Instructions for the task ▸ Search the records for the word "Users" and report each line that has it.

Material provided ▸
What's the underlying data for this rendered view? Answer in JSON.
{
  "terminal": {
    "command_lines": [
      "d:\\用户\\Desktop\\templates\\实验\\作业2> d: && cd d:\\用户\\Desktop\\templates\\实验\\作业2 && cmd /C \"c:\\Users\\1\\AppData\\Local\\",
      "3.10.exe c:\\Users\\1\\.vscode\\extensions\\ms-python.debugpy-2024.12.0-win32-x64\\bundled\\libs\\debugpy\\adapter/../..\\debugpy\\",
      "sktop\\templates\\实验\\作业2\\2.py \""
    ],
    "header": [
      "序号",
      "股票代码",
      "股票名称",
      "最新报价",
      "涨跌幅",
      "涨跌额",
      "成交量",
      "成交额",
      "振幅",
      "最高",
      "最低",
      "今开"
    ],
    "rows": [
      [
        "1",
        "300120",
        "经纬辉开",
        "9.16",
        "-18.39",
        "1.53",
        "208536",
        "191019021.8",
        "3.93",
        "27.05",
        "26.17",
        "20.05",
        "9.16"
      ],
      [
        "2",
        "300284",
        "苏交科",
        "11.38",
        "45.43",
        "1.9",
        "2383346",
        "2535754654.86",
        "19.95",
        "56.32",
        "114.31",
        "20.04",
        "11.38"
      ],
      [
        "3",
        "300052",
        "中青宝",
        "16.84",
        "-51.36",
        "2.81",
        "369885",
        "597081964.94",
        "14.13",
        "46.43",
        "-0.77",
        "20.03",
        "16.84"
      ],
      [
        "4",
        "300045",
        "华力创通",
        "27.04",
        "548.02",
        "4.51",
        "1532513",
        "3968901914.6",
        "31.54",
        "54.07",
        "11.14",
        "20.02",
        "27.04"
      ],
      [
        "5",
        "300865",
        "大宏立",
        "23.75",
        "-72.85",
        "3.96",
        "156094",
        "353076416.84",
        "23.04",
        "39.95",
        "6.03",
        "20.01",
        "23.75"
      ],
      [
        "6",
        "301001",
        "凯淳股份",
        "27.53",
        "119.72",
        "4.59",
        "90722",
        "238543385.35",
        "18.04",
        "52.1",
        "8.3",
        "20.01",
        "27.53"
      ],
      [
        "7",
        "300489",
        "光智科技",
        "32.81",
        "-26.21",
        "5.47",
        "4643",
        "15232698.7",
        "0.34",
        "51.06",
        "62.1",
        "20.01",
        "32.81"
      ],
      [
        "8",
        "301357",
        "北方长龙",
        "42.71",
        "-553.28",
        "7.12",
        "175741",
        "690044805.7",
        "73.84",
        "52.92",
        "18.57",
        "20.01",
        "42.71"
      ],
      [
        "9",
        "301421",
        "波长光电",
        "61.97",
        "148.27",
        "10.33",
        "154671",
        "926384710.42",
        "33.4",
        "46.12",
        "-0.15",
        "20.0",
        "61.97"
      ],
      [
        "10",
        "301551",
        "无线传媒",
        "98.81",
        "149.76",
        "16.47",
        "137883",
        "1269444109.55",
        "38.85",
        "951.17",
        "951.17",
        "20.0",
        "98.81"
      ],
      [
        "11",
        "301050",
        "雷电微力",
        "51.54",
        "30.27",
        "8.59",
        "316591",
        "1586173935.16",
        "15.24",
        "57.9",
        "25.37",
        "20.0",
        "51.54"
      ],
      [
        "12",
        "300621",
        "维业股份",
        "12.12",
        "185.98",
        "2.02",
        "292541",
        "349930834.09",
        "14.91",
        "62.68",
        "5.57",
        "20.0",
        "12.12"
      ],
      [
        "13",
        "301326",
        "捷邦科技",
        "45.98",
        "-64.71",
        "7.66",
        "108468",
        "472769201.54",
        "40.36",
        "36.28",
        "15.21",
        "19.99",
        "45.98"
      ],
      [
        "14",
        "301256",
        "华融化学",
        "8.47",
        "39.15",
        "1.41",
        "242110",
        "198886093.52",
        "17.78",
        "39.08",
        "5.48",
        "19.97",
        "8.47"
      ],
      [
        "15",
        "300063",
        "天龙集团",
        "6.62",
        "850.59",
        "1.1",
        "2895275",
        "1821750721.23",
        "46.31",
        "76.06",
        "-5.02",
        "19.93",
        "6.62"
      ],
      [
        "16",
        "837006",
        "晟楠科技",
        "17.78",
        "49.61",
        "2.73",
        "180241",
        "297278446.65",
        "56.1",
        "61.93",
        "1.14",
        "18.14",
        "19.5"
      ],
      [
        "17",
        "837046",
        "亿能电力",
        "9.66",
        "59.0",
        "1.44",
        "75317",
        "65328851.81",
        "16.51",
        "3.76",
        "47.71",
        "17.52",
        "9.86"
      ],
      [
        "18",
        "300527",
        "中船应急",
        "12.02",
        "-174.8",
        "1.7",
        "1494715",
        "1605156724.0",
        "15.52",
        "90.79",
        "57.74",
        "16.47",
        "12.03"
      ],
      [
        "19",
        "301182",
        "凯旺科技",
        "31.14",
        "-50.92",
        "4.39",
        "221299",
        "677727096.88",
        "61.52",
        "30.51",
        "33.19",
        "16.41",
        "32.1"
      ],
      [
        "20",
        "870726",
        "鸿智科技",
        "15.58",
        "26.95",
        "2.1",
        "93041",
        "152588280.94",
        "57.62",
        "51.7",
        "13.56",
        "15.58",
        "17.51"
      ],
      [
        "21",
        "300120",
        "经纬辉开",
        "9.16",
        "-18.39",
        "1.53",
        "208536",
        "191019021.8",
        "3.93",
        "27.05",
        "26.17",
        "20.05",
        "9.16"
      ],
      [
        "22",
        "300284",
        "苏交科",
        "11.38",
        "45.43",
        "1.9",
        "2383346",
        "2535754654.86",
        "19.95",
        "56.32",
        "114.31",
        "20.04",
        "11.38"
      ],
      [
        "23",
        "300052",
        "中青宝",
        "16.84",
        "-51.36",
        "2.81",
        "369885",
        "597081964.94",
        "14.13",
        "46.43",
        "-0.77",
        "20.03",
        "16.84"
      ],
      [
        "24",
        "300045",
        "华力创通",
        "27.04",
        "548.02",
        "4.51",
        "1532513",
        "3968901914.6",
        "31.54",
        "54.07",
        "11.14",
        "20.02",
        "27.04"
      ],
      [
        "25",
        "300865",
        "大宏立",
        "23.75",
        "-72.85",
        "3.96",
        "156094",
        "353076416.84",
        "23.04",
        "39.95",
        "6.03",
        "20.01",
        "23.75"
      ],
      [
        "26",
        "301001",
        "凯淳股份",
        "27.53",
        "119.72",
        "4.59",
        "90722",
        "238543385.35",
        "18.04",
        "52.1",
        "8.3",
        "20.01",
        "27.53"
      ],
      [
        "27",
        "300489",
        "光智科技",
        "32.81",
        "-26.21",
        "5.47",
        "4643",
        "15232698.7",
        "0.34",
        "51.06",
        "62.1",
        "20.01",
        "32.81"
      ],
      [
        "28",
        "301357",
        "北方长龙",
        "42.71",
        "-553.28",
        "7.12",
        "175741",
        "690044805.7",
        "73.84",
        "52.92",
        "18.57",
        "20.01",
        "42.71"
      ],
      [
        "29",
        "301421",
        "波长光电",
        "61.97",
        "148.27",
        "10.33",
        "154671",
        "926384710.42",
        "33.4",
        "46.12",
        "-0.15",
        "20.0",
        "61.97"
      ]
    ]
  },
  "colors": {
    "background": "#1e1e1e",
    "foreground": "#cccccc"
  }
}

--

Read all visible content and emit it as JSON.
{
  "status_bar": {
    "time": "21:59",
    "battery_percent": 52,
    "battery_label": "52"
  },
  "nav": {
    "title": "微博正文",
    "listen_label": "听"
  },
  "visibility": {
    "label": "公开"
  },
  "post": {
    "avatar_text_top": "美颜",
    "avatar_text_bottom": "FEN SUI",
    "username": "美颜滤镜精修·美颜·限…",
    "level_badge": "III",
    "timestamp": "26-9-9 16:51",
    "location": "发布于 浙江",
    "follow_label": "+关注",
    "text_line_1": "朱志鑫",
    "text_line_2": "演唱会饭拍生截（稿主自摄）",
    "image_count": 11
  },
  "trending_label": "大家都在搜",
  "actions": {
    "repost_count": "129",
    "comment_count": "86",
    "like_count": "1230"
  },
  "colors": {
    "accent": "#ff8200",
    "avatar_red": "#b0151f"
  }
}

Right answer ▸
      "d:\\用户\\Desktop\\templates\\实验\\作业2> d: && cd d:\\用户\\Desktop\\templates\\实验\\作业2 && cmd /C \"c:\\Users\\1\\AppData\\Local\\",
      "3.10.exe c:\\Users\\1\\.vscode\\extensions\\ms-python.debugpy-2024.12.0-win32-x64\\bundled\\libs\\debugpy\\adapter/../..\\debugpy\\",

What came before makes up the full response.